* **Exercise aim**
Rewrite the part of the items that opens with the first line and closes with the line containing "x-tick-label: 2002/ 2003 [144, 228, 170, 251]", replacing "x-tick-label" with "x-axis-label" and leaving everything else unchanged.

(Element location listings)
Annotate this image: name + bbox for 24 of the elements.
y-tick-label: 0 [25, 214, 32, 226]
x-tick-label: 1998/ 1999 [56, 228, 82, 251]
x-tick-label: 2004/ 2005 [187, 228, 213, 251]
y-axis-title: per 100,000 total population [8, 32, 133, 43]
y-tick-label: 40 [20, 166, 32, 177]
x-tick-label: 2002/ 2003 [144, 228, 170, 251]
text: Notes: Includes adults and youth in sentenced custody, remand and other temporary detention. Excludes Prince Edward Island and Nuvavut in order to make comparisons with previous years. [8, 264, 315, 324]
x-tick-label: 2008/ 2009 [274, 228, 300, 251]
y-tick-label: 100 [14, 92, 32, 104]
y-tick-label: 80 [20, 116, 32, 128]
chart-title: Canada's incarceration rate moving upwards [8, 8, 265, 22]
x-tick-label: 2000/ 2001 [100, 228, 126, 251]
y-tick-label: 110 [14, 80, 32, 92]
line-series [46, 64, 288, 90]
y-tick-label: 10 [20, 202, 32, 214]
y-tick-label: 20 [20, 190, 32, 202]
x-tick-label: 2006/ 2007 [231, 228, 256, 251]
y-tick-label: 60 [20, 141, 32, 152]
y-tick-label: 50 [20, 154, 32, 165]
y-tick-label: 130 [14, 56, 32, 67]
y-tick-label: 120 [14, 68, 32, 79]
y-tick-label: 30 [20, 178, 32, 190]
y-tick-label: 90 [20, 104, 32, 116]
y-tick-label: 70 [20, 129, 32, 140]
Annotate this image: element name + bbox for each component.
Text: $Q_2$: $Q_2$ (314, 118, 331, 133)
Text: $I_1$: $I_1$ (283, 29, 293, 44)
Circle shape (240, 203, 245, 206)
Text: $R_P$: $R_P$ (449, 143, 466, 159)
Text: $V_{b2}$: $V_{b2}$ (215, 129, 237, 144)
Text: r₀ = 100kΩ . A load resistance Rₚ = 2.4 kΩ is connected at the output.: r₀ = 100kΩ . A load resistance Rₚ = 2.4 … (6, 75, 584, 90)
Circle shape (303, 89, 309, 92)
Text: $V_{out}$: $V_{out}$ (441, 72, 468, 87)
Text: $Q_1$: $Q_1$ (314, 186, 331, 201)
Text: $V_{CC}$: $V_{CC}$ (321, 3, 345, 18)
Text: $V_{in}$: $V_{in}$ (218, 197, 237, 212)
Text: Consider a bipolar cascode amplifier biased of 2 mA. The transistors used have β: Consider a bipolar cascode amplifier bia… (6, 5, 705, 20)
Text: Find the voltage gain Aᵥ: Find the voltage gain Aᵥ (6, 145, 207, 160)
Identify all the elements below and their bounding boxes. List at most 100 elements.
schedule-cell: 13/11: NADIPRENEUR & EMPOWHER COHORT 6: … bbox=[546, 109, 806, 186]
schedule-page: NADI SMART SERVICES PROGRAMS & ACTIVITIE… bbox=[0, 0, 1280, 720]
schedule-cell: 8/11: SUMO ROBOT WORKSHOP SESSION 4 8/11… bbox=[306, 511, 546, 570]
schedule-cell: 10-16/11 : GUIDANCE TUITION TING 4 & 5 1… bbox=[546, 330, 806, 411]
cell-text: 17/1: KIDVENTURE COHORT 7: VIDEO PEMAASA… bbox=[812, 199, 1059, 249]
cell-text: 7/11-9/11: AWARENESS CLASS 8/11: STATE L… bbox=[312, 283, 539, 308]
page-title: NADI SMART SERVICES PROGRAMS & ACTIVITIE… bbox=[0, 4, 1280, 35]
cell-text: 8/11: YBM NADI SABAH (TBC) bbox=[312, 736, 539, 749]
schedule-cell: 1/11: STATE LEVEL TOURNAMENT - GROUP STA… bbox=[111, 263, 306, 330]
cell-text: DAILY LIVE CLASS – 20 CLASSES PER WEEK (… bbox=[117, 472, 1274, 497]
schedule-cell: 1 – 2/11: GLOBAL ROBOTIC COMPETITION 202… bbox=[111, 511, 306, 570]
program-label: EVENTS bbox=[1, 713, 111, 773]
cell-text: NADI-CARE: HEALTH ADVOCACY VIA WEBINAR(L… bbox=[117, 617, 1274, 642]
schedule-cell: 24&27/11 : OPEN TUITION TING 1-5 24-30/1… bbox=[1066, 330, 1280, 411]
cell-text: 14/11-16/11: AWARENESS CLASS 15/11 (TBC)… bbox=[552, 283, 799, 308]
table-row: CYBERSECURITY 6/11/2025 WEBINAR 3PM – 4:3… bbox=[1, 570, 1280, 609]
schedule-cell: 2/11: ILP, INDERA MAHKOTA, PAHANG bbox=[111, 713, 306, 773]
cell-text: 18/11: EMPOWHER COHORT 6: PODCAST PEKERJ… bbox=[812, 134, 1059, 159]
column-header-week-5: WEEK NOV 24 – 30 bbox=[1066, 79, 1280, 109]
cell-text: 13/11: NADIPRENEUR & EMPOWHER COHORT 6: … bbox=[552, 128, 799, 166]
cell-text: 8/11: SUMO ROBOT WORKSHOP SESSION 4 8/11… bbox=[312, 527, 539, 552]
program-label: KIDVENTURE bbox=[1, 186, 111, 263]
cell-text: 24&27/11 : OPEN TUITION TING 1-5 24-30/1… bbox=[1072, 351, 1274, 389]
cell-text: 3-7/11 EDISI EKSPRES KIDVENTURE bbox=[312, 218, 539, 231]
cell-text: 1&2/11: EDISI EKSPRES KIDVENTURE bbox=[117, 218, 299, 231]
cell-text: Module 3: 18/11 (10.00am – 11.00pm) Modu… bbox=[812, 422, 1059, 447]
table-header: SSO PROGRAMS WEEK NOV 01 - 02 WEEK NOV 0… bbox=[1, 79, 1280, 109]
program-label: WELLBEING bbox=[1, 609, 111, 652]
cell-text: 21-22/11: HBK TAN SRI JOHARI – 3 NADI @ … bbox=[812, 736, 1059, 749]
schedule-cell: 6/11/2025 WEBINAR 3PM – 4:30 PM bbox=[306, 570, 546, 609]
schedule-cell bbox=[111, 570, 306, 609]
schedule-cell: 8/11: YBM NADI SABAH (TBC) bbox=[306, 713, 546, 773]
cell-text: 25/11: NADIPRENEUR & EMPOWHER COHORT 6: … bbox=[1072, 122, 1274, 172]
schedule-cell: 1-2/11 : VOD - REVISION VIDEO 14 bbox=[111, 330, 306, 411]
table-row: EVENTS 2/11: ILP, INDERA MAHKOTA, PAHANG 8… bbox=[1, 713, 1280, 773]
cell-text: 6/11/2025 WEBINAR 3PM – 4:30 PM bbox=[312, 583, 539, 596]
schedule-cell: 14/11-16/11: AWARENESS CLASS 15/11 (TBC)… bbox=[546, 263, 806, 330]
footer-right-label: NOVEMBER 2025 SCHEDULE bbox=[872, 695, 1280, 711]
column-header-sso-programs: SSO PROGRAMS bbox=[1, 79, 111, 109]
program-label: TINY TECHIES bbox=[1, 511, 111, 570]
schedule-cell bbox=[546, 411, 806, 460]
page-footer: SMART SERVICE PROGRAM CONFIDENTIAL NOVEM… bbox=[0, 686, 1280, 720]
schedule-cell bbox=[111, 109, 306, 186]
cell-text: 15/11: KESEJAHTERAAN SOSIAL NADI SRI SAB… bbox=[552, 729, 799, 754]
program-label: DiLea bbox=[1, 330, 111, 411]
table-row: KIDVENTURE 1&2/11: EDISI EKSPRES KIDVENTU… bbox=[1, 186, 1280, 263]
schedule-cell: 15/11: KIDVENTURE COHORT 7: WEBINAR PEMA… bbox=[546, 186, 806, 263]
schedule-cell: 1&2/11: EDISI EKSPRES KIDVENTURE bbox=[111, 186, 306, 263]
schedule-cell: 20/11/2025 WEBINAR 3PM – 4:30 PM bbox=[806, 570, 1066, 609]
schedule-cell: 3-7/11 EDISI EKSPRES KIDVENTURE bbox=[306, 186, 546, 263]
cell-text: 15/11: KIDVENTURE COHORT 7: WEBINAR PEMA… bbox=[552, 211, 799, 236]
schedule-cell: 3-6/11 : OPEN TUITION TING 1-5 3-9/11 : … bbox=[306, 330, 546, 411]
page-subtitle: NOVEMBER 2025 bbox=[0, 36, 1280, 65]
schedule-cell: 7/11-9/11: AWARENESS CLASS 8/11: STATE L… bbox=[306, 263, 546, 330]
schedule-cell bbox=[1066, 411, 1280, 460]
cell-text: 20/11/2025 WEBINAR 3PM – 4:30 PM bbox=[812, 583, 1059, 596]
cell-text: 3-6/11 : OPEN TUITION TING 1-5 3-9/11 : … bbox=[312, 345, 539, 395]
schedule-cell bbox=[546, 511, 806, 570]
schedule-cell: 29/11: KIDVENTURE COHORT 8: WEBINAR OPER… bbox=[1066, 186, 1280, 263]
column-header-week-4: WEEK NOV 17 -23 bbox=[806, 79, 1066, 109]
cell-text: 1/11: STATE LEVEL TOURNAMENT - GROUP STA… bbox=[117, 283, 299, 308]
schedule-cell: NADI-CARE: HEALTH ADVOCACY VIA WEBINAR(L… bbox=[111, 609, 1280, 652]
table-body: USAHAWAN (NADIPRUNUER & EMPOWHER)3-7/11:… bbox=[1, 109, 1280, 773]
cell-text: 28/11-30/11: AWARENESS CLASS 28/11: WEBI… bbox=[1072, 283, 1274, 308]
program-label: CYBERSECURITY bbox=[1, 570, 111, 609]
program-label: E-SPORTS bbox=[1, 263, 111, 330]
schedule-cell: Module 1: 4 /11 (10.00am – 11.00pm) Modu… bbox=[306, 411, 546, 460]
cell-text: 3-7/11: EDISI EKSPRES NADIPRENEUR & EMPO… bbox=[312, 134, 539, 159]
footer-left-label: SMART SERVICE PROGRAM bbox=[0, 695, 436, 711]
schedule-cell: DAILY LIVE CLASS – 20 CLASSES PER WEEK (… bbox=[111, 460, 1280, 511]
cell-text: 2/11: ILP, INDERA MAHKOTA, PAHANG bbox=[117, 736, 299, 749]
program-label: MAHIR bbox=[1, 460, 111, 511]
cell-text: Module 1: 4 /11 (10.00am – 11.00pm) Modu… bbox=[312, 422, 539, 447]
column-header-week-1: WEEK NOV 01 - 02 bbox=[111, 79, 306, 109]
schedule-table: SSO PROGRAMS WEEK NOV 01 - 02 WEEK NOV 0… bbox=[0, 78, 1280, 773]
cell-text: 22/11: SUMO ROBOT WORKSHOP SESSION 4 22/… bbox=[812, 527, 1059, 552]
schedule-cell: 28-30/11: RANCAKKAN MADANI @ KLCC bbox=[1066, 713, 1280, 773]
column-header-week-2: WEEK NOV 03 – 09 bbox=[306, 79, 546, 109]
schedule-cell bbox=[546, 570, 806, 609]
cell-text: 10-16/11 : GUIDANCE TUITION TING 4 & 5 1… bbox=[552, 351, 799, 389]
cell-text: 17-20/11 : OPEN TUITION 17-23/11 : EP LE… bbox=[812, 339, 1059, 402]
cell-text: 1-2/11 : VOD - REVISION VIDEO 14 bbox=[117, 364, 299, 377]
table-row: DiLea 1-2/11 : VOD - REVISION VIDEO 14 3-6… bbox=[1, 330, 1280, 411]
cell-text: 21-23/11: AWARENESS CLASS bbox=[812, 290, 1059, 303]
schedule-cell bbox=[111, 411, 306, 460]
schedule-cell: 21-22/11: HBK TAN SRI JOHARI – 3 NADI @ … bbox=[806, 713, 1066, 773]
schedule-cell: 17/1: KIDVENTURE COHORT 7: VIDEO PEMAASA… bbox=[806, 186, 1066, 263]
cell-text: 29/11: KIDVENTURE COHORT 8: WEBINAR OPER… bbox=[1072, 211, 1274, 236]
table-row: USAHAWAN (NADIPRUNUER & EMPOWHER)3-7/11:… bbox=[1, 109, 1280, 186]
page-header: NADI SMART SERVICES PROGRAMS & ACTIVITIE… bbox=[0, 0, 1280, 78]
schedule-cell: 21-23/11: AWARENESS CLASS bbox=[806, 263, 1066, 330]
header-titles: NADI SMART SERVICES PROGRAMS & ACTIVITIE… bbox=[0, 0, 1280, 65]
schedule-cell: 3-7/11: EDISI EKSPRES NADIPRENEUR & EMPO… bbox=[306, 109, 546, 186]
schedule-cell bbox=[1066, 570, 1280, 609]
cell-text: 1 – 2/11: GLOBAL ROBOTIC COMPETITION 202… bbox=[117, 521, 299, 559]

* **Result for this exercise**
Annotate this image: name + bbox for 24 of the elements.
y-tick-label: 0 [25, 214, 32, 226]
x-axis-label: 1998/ 1999 [56, 228, 82, 251]
x-axis-label: 2004/ 2005 [187, 228, 213, 251]
y-axis-title: per 100,000 total population [8, 32, 133, 43]
y-tick-label: 40 [20, 166, 32, 177]
x-axis-label: 2002/ 2003 [144, 228, 170, 251]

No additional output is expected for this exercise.